OBJETIVO DEL EJERCICIO: Transcribe sin cambios el fragmento del texto sobre el pecado sexual que empieza por "Sostenemos que sólo" y sigue hasta "de los bienaventurados.".

TEXTO:
:::

Aceptamos sin reserva o modificación la afirmación de Dios, dada por conducto de un antiguo profeta nefita: «Porque yo, el Señor Dios, me deleito en la castidad de las mujeres. Y las fornicaciones son una abominación para mí; así dice el Señor de los Ejércitos» (Jacob 2:28).

Sostenemos que sólo el derramamiento de sangre inocente sobrepuja al pecado sexual en la categoría de crímenes personales; y que el adúltero [que no se arrepiente] no tendrá parte en la exaltación de los bienaventurados.

Proclamamos como la palabra del Señor:

«No cometerás adulterio» (Éxodo 20:14).

«El que mira a una mujer para codiciarla, o si alguien comete adulterio en su corazón, no tendrá el Espíritu, sino que negará la fe.» —lmprovement Era, tomo 20, pág. 738 (junio de 1918); D. y C. 63:16.

GRADOS DE PECADO SEXUAL. Se dice que hay más tonos del color verde que de cualquier otro, así también opinamos nosotros que hay más variaciones o grados del pecado, en lo que atañe a la relación indebida de los sexos, que en cualquier otro acto malo que conocemos. Todos tienen que ver con una ofensa grave, a saber, el pecado contra la castidad; pero en numerosos casos se intensifica este pecado con la violación de convenios sagrados, a lo cual algunas veces se añade el engaño, la intimidación o la violencia.

Pese a lo mucho que se deben denunciar y deplorar todos estos pecados, nosotros mismos podemos ver la diferencia, tanto en intención como en consecuencia, entre la ofensa de una pareja de jóvenes que, habiéndose comprometido, cometen, en un momento de descuido, un pecado sin premeditación, y la de aquel que, habiendo entrado en lugares santos y contraído convenios sagrados, se pone a intrigar para robarle su virtud a la esposa de su vecino, ya sea por la astucia o por la fuerza, y realizar su vil intención.

No sólo existe una diferencia entre estas ofensas, juzgando desde el punto de vista de la intención, sino también del de las consecuencias. En el primer caso, la pareja de jóvenes que han transgredido pueden hacer una reparación parcial arrepintiéndose sinceramente y casándose. Sin embargo, hay un cosa que ellos no pueden reparar; no pueden restituir el respeto que se tenían el uno al otro, y con demasiada frecuencia, como resultado de esta pérdida de confianza, su vida conyugal se ve empañada o amargada por el temor que ambos tienen, de que el otro, habiendo pecado una vez, pueda hacerlo de nuevo. En el otro caso, se involucra a otras personas en forma desastrosa: se desbaratan familias, se impone la desdicha a personas inocentes, la sociedad siente los efectos, surge la duda en cuanto a los verdaderos padres de los niños y desde el punto de vista de las ordenanzas del evangelio, se ofusca el aspecto de la descendencia, y el árbol genealógico pierde todo valor; en suma, se cometen ofensas tanto en contra de los vivos como de los muertos, así como en contra de los que aún no han nacido, cosa que no está al alcance de los ofensores poder reparar o arreglar.

:::

CONJUNTO DE DATOS:
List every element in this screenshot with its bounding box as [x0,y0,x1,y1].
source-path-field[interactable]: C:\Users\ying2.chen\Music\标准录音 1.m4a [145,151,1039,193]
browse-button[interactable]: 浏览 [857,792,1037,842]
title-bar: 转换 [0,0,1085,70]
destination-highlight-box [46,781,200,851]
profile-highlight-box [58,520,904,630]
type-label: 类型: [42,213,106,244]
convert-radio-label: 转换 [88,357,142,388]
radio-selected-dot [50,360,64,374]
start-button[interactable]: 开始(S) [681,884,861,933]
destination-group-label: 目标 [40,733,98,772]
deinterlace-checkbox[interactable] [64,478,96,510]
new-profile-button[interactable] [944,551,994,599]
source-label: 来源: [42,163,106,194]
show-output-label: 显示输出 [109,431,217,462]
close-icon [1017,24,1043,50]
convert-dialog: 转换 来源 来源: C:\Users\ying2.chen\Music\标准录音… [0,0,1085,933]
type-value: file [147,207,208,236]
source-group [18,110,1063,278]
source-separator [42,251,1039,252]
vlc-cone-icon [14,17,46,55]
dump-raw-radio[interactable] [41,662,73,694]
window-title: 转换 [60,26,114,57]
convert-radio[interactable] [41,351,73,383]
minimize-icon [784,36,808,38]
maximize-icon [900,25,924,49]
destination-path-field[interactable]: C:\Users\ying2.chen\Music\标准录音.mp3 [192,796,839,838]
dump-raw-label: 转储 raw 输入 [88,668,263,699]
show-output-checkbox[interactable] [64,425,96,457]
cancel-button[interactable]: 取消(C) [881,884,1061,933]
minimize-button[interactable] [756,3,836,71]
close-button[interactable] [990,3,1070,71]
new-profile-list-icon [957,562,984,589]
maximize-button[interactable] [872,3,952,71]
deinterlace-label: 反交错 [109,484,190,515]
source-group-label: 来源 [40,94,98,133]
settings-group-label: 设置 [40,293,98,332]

:::

RESPUESTA DEL EJERCICIO:
Sostenemos que sólo el derramamiento de sangre inocente sobrepuja al pecado sexual en la categoría de crímenes personales; y que el adúltero [que no se arrepiente] no tendrá parte en la exaltación de los bienaventurados.